> [YOUR INSTRUCTIONS] Set down all of the data exactly as it appears.

** START **

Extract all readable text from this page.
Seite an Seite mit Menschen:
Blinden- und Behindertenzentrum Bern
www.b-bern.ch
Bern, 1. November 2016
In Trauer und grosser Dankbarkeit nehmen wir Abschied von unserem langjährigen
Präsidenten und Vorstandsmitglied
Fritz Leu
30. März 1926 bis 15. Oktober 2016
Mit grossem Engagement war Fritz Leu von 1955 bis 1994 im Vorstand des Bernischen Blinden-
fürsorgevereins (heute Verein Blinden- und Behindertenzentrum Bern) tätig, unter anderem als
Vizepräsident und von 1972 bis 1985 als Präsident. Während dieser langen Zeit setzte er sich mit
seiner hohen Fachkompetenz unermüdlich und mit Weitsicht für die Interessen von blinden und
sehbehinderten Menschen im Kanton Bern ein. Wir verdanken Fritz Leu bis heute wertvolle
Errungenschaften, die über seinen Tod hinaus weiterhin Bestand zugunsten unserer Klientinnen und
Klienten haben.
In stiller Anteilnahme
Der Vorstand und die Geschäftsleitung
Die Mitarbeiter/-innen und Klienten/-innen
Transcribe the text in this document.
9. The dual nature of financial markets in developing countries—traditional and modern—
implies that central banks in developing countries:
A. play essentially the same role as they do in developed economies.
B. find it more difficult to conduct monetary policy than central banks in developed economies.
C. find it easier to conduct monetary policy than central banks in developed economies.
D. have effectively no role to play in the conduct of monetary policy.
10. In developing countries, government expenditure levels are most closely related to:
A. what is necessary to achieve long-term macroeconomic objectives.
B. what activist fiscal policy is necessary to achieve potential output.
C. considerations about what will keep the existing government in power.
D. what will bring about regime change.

** END **

> [SOLUTION TO THIS PROBLEM]
Extract all readable text from this page.
Seite an Seite mit Menschen:
Blinden- und Behindertenzentrum Bern
www.b-bern.ch
Bern, 1. November 2016
In Trauer und grosser Dankbarkeit nehmen wir Abschied von unserem langjährigen
Präsidenten und Vorstandsmitglied
Fritz Leu
30. März 1926 bis 15. Oktober 2016
Mit grossem Engagement war Fritz Leu von 1955 bis 1994 im Vorstand des Bernischen Blinden-
fürsorgevereins (heute Verein Blinden- und Behindertenzentrum Bern) tätig, unter anderem als
Vizepräsident und von 1972 bis 1985 als Präsident. Während dieser langen Zeit setzte er sich mit
seiner hohen Fachkompetenz unermüdlich und mit Weitsicht für die Interessen von blinden und
sehbehinderten Menschen im Kanton Bern ein. Wir verdanken Fritz Leu bis heute wertvolle
Errungenschaften, die über seinen Tod hinaus weiterhin Bestand zugunsten unserer Klientinnen und
Klienten haben.
In stiller Anteilnahme
Der Vorstand und die Geschäftsleitung
Die Mitarbeiter/-innen und Klienten/-innen
Transcribe the text in this document.
9. The dual nature of financial markets in developing countries—traditional and modern—
implies that central banks in developing countries:
A. play essentially the same role as they do in developed economies.
B. find it more difficult to conduct monetary policy than central banks in developed economies.
C. find it easier to conduct monetary policy than central banks in developed economies.
D. have effectively no role to play in the conduct of monetary policy.
10. In developing countries, government expenditure levels are most closely related to:
A. what is necessary to achieve long-term macroeconomic objectives.
B. what activist fiscal policy is necessary to achieve potential output.
C. considerations about what will keep the existing government in power.
D. what will bring about regime change.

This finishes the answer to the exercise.